Items
____
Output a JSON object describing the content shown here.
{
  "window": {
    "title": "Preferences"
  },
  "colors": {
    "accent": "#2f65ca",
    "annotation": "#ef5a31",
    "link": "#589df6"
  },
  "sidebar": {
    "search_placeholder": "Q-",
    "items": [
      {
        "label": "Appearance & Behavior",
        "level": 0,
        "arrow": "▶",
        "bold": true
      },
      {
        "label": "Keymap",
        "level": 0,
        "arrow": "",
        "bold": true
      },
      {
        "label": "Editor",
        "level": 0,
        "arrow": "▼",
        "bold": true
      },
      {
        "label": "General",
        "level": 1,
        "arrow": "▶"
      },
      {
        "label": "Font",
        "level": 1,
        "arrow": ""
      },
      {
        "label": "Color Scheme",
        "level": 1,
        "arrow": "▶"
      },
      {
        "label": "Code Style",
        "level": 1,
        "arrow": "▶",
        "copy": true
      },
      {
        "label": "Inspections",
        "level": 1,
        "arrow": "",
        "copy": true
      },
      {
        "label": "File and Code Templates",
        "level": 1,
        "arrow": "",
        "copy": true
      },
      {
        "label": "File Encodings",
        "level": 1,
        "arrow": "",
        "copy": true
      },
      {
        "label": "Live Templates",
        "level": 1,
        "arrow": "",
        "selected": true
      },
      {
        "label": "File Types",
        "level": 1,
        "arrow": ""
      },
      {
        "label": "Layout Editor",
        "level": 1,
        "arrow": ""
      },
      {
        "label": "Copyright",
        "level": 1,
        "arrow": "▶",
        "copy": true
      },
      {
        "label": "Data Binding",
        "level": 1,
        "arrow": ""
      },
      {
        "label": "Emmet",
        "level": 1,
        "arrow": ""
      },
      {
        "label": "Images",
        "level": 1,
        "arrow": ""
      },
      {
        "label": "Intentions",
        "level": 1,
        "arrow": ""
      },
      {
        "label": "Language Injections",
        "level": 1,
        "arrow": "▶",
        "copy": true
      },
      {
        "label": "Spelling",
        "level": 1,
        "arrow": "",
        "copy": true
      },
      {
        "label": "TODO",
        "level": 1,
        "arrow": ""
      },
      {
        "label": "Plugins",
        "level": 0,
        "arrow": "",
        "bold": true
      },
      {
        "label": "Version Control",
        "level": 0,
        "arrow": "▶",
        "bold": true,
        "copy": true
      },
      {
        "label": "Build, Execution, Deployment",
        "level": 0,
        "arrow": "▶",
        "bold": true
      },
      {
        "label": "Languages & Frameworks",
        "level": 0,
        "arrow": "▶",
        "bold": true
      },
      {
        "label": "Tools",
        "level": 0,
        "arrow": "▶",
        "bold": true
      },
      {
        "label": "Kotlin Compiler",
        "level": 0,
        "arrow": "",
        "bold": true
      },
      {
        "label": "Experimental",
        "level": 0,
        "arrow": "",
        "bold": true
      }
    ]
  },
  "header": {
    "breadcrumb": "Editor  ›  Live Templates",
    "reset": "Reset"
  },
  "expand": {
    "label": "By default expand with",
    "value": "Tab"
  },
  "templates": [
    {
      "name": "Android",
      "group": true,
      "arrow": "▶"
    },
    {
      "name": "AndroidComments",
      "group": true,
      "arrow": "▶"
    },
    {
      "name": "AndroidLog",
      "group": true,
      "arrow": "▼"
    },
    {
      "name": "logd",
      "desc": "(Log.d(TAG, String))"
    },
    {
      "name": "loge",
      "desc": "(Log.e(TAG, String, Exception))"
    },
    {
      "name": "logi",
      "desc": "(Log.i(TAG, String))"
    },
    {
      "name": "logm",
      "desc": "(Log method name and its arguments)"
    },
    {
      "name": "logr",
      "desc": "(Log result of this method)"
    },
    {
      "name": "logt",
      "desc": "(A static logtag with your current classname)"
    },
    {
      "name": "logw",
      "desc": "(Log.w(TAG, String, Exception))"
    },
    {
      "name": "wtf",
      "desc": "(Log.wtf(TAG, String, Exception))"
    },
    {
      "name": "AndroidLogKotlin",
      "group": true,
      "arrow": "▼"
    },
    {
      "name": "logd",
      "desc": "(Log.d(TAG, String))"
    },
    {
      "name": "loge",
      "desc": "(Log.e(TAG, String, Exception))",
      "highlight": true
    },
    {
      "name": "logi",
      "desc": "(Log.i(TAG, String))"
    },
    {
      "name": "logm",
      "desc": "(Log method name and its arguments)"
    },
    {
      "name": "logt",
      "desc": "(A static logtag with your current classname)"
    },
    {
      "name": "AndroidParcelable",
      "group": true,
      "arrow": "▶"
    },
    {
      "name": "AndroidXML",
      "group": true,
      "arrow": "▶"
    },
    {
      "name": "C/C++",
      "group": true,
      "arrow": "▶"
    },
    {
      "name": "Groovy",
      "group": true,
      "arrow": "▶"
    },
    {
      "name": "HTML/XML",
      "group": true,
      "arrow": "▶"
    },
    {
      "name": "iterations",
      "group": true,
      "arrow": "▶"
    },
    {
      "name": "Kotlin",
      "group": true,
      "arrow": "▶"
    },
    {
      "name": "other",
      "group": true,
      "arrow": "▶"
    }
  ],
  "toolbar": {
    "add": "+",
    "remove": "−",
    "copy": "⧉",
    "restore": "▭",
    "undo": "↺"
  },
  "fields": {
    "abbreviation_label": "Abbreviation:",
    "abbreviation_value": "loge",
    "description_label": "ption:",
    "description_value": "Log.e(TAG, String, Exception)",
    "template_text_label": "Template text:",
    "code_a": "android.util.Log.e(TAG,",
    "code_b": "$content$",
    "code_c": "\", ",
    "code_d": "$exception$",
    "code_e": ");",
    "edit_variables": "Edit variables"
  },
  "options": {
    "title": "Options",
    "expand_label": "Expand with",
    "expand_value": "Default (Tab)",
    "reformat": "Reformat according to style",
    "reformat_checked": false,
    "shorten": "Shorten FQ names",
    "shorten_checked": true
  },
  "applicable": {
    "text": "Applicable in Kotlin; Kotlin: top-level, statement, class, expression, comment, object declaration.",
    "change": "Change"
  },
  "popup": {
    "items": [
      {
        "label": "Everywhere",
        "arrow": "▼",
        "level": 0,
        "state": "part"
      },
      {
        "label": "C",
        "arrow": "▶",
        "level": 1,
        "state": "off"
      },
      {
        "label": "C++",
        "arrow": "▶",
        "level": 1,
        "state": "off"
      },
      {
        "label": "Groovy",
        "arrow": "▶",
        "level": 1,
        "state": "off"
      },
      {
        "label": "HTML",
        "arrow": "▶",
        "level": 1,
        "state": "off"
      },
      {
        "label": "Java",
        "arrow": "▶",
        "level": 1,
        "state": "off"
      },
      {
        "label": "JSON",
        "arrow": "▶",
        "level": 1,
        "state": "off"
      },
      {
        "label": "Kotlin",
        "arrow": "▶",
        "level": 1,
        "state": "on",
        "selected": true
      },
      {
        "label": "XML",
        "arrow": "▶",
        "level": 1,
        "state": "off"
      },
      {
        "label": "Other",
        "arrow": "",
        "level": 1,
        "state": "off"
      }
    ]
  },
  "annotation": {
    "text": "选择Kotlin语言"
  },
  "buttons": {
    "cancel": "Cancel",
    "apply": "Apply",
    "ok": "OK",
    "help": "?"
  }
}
____
Reproduce each line of the material above precisely.

Output a JSON object describing the content shown here.
{
  "window": {
    "title": "Preferences"
  },
  "colors": {
    "accent": "#2f65ca",
    "annotation": "#ef5a31",
    "link": "#589df6"
  },
  "sidebar": {
    "search_placeholder": "Q-",
    "items": [
      {
        "label": "Appearance & Behavior",
        "level": 0,
        "arrow": "▶",
        "bold": true
      },
      {
        "label": "Keymap",
        "level": 0,
        "arrow": "",
        "bold": true
      },
      {
        "label": "Editor",
        "level": 0,
        "arrow": "▼",
        "bold": true
      },
      {
        "label": "General",
        "level": 1,
        "arrow": "▶"
      },
      {
        "label": "Font",
        "level": 1,
        "arrow": ""
      },
      {
        "label": "Color Scheme",
        "level": 1,
        "arrow": "▶"
      },
      {
        "label": "Code Style",
        "level": 1,
        "arrow": "▶",
        "copy": true
      },
      {
        "label": "Inspections",
        "level": 1,
        "arrow": "",
        "copy": true
      },
      {
        "label": "File and Code Templates",
        "level": 1,
        "arrow": "",
        "copy": true
      },
      {
        "label": "File Encodings",
        "level": 1,
        "arrow": "",
        "copy": true
      },
      {
        "label": "Live Templates",
        "level": 1,
        "arrow": "",
        "selected": true
      },
      {
        "label": "File Types",
        "level": 1,
        "arrow": ""
      },
      {
        "label": "Layout Editor",
        "level": 1,
        "arrow": ""
      },
      {
        "label": "Copyright",
        "level": 1,
        "arrow": "▶",
        "copy": true
      },
      {
        "label": "Data Binding",
        "level": 1,
        "arrow": ""
      },
      {
        "label": "Emmet",
        "level": 1,
        "arrow": ""
      },
      {
        "label": "Images",
        "level": 1,
        "arrow": ""
      },
      {
        "label": "Intentions",
        "level": 1,
        "arrow": ""
      },
      {
        "label": "Language Injections",
        "level": 1,
        "arrow": "▶",
        "copy": true
      },
      {
        "label": "Spelling",
        "level": 1,
        "arrow": "",
        "copy": true
      },
      {
        "label": "TODO",
        "level": 1,
        "arrow": ""
      },
      {
        "label": "Plugins",
        "level": 0,
        "arrow": "",
        "bold": true
      },
      {
        "label": "Version Control",
        "level": 0,
        "arrow": "▶",
        "bold": true,
        "copy": true
      },
      {
        "label": "Build, Execution, Deployment",
        "level": 0,
        "arrow": "▶",
        "bold": true
      },
      {
        "label": "Languages & Frameworks",
        "level": 0,
        "arrow": "▶",
        "bold": true
      },
      {
        "label": "Tools",
        "level": 0,
        "arrow": "▶",
        "bold": true
      },
      {
        "label": "Kotlin Compiler",
        "level": 0,
        "arrow": "",
        "bold": true
      },
      {
        "label": "Experimental",
        "level": 0,
        "arrow": "",
        "bold": true
      }
    ]
  },
  "header": {
    "breadcrumb": "Editor  ›  Live Templates",
    "reset": "Reset"
  },
  "expand": {
    "label": "By default expand with",
    "value": "Tab"
  },
  "templates": [
    {
      "name": "Android",
      "group": true,
      "arrow": "▶"
    },
    {
      "name": "AndroidComments",
      "group": true,
      "arrow": "▶"
    },
    {
      "name": "AndroidLog",
      "group": true,
      "arrow": "▼"
    },
    {
      "name": "logd",
      "desc": "(Log.d(TAG, String))"
    },
    {
      "name": "loge",
      "desc": "(Log.e(TAG, String, Exception))"
    },
    {
      "name": "logi",
      "desc": "(Log.i(TAG, String))"
    },
    {
      "name": "logm",
      "desc": "(Log method name and its arguments)"
    },
    {
      "name": "logr",
      "desc": "(Log result of this method)"
    },
    {
      "name": "logt",
      "desc": "(A static logtag with your current classname)"
    },
    {
      "name": "logw",
      "desc": "(Log.w(TAG, String, Exception))"
    },
    {
      "name": "wtf",
      "desc": "(Log.wtf(TAG, String, Exception))"
    },
    {
      "name": "AndroidLogKotlin",
      "group": true,
      "arrow": "▼"
    },
    {
      "name": "logd",
      "desc": "(Log.d(TAG, String))"
    },
    {
      "name": "loge",
      "desc": "(Log.e(TAG, String, Exception))",
      "highlight": true
    },
    {
      "name": "logi",
      "desc": "(Log.i(TAG, String))"
    },
    {
      "name": "logm",
      "desc": "(Log method name and its arguments)"
    },
    {
      "name": "logt",
      "desc": "(A static logtag with your current classname)"
    },
    {
      "name": "AndroidParcelable",
      "group": true,
      "arrow": "▶"
    },
    {
      "name": "AndroidXML",
      "group": true,
      "arrow": "▶"
    },
    {
      "name": "C/C++",
      "group": true,
      "arrow": "▶"
    },
    {
      "name": "Groovy",
      "group": true,
      "arrow": "▶"
    },
    {
      "name": "HTML/XML",
      "group": true,
      "arrow": "▶"
    },
    {
      "name": "iterations",
      "group": true,
      "arrow": "▶"
    },
    {
      "name": "Kotlin",
      "group": true,
      "arrow": "▶"
    },
    {
      "name": "other",
      "group": true,
      "arrow": "▶"
    }
  ],
  "toolbar": {
    "add": "+",
    "remove": "−",
    "copy": "⧉",
    "restore": "▭",
    "undo": "↺"
  },
  "fields": {
    "abbreviation_label": "Abbreviation:",
    "abbreviation_value": "loge",
    "description_label": "ption:",
    "description_value": "Log.e(TAG, String, Exception)",
    "template_text_label": "Template text:",
    "code_a": "android.util.Log.e(TAG,",
    "code_b": "$content$",
    "code_c": "\", ",
    "code_d": "$exception$",
    "code_e": ");",
    "edit_variables": "Edit variables"
  },
  "options": {
    "title": "Options",
    "expand_label": "Expand with",
    "expand_value": "Default (Tab)",
    "reformat": "Reformat according to style",
    "reformat_checked": false,
    "shorten": "Shorten FQ names",
    "shorten_checked": true
  },
  "applicable": {
    "text": "Applicable in Kotlin; Kotlin: top-level, statement, class, expression, comment, object declaration.",
    "change": "Change"
  },
  "popup": {
    "items": [
      {
        "label": "Everywhere",
        "arrow": "▼",
        "level": 0,
        "state": "part"
      },
      {
        "label": "C",
        "arrow": "▶",
        "level": 1,
        "state": "off"
      },
      {
        "label": "C++",
        "arrow": "▶",
        "level": 1,
        "state": "off"
      },
      {
        "label": "Groovy",
        "arrow": "▶",
        "level": 1,
        "state": "off"
      },
      {
        "label": "HTML",
        "arrow": "▶",
        "level": 1,
        "state": "off"
      },
      {
        "label": "Java",
        "arrow": "▶",
        "level": 1,
        "state": "off"
      },
      {
        "label": "JSON",
        "arrow": "▶",
        "level": 1,
        "state": "off"
      },
      {
        "label": "Kotlin",
        "arrow": "▶",
        "level": 1,
        "state": "on",
        "selected": true
      },
      {
        "label": "XML",
        "arrow": "▶",
        "level": 1,
        "state": "off"
      },
      {
        "label": "Other",
        "arrow": "",
        "level": 1,
        "state": "off"
      }
    ]
  },
  "annotation": {
    "text": "选择Kotlin语言"
  },
  "buttons": {
    "cancel": "Cancel",
    "apply": "Apply",
    "ok": "OK",
    "help": "?"
  }
}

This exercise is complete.